_The input:_
· · · · ·
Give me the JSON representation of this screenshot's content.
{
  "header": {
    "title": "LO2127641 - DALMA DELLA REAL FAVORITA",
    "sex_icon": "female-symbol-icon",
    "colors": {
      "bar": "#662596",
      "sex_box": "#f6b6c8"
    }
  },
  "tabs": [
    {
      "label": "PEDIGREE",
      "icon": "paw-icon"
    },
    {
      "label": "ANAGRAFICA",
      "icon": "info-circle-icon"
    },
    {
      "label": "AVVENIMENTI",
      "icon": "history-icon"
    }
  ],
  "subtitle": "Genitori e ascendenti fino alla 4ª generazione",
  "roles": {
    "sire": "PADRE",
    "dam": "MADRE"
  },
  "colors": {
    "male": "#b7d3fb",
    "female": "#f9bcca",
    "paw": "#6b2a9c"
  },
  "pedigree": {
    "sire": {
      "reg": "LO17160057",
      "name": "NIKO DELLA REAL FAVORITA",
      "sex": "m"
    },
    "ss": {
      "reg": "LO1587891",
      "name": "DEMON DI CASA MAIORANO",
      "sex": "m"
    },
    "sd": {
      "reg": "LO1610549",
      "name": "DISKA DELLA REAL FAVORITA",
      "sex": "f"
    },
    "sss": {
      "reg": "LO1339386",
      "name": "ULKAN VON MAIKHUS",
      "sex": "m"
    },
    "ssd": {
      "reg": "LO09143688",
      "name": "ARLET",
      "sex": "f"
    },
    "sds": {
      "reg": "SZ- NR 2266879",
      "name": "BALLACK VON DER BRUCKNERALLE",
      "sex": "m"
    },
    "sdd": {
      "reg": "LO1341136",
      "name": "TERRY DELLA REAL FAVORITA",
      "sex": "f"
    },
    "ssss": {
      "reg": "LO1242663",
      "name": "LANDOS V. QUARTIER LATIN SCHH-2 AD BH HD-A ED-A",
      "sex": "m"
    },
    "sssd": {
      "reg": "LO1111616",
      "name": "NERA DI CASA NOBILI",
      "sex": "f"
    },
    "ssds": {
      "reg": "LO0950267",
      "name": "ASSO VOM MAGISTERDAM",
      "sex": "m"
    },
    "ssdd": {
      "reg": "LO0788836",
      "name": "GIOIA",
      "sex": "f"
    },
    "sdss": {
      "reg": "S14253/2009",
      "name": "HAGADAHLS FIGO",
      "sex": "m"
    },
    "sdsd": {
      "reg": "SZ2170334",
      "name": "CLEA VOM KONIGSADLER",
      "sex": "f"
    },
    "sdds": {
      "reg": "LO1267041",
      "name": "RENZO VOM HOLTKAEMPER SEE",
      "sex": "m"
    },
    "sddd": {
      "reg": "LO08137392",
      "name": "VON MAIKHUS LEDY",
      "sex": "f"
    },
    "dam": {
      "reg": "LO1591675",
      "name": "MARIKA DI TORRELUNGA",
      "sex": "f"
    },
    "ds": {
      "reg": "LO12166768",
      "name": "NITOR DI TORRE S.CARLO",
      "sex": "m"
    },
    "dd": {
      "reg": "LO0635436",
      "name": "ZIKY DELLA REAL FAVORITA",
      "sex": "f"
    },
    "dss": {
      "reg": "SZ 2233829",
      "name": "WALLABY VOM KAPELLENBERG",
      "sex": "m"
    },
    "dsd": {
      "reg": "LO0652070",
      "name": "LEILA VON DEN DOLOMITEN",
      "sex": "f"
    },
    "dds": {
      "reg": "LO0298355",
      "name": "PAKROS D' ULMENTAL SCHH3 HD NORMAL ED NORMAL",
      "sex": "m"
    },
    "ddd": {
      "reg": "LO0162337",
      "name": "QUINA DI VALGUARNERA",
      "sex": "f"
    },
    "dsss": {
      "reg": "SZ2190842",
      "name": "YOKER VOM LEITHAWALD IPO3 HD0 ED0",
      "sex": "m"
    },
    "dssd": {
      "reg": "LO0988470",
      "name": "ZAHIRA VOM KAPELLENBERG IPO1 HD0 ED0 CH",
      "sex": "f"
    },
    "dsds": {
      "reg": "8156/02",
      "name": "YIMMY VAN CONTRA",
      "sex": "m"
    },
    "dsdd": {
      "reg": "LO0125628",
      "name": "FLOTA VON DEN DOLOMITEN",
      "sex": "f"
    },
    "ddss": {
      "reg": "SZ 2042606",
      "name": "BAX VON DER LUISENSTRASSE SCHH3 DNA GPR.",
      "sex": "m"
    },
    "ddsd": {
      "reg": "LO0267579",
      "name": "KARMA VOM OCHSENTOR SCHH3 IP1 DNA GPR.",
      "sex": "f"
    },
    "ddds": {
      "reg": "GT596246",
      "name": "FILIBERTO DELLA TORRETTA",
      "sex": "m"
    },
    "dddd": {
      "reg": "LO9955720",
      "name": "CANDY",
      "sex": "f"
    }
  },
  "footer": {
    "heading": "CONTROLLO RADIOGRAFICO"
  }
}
· · · · ·
_Task requirements:_ Identify the lines of the entries containing the string "MAIKHUS". Copy each such line.

_Full solution:_
      "name": "ULKAN VON MAIKHUS",
      "name": "VON MAIKHUS LEDY",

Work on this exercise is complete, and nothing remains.